>>>>
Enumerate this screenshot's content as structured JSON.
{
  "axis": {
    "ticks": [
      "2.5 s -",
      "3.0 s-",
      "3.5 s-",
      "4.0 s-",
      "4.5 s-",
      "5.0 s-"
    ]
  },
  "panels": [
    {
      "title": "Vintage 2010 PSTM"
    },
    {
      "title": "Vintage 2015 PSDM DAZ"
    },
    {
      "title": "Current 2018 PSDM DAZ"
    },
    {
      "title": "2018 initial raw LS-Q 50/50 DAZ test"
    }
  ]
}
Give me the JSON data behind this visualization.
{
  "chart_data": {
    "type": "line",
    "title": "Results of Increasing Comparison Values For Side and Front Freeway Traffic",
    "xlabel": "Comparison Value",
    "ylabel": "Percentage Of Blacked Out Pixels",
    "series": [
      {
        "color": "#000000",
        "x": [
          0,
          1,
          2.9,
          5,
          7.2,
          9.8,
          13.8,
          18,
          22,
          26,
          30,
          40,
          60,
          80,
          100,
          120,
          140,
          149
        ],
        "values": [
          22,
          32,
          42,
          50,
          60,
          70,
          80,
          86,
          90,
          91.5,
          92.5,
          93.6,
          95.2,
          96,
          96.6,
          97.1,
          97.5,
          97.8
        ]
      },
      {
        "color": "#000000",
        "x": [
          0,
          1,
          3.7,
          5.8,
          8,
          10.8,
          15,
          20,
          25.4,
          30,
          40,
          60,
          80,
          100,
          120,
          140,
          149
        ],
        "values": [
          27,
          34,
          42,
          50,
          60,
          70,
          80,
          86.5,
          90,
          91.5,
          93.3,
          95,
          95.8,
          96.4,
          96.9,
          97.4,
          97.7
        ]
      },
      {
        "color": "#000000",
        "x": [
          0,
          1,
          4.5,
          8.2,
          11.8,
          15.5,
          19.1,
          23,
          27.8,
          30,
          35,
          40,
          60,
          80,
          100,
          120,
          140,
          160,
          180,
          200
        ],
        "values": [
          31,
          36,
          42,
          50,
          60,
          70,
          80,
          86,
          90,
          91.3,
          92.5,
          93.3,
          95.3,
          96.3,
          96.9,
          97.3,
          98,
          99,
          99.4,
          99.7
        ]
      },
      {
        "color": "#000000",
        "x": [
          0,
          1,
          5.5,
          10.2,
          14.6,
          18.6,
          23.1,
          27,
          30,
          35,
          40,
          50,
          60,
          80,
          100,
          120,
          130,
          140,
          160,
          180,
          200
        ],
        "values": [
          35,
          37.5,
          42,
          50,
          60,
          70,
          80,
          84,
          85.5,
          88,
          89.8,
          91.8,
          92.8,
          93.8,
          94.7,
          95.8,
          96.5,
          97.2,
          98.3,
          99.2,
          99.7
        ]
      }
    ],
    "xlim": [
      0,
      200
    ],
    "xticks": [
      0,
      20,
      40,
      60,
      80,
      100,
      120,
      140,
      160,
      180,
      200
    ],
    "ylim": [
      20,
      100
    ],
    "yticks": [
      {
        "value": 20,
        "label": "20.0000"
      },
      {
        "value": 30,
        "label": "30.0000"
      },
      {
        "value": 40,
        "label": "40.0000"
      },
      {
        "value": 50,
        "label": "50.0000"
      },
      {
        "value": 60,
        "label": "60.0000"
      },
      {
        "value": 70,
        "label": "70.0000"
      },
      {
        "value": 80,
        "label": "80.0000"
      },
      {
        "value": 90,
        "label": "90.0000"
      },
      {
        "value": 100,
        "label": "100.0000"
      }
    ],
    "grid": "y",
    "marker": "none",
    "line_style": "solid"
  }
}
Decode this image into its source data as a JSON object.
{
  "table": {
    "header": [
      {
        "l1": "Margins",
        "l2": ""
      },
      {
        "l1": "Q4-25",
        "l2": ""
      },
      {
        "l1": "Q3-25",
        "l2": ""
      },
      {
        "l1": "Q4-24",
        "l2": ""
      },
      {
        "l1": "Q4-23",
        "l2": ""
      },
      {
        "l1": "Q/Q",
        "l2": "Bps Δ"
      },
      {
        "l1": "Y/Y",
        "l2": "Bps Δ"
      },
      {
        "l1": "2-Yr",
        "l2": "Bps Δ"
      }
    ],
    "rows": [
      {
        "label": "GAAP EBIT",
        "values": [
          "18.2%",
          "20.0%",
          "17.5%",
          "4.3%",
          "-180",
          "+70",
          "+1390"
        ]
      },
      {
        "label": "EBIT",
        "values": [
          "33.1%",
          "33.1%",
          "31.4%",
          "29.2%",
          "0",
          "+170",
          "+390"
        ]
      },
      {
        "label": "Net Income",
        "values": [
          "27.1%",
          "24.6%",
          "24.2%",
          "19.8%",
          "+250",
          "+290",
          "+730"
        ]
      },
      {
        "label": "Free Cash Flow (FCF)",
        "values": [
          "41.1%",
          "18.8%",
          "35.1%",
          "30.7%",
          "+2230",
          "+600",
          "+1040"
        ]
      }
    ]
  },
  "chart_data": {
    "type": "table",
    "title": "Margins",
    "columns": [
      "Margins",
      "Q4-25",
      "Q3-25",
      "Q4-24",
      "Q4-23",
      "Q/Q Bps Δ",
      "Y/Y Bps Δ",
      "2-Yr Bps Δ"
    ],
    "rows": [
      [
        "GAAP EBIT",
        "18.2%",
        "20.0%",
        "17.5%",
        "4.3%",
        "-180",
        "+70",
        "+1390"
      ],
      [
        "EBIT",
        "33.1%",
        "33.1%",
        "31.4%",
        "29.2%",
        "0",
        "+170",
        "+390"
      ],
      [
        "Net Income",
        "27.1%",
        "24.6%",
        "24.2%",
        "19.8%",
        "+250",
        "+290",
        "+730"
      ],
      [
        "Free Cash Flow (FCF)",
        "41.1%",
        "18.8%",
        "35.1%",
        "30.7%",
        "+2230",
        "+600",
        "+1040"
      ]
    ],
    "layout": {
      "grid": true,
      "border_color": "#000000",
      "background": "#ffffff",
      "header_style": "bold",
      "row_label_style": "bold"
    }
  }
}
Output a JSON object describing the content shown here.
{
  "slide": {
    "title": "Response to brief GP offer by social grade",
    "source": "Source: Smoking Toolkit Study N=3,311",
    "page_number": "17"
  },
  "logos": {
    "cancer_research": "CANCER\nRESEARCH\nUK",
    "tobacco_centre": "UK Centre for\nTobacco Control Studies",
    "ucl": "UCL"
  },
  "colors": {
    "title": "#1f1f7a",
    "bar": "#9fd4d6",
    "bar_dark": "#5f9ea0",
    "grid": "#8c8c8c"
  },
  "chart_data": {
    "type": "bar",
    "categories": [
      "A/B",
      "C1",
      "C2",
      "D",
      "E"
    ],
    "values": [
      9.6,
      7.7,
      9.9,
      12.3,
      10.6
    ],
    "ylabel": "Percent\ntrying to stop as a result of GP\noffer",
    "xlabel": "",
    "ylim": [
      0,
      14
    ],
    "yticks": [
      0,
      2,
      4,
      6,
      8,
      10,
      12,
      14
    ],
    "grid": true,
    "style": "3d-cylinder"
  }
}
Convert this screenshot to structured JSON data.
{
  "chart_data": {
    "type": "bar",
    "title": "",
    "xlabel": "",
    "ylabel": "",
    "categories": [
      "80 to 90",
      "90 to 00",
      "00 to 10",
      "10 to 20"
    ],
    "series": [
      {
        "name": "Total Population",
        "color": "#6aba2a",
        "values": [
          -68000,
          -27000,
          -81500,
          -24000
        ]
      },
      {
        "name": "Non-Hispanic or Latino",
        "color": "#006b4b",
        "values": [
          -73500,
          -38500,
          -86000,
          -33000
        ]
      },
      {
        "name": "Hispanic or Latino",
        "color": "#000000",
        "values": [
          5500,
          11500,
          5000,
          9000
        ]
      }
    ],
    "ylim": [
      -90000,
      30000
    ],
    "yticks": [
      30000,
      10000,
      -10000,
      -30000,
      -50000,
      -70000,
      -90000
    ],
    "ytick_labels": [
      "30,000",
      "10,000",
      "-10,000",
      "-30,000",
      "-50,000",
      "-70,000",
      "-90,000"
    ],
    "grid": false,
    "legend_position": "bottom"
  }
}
<<<<
**Task instructions:** For the data above, state only how many lines include the word "Hispanic".

**Written solution:** 2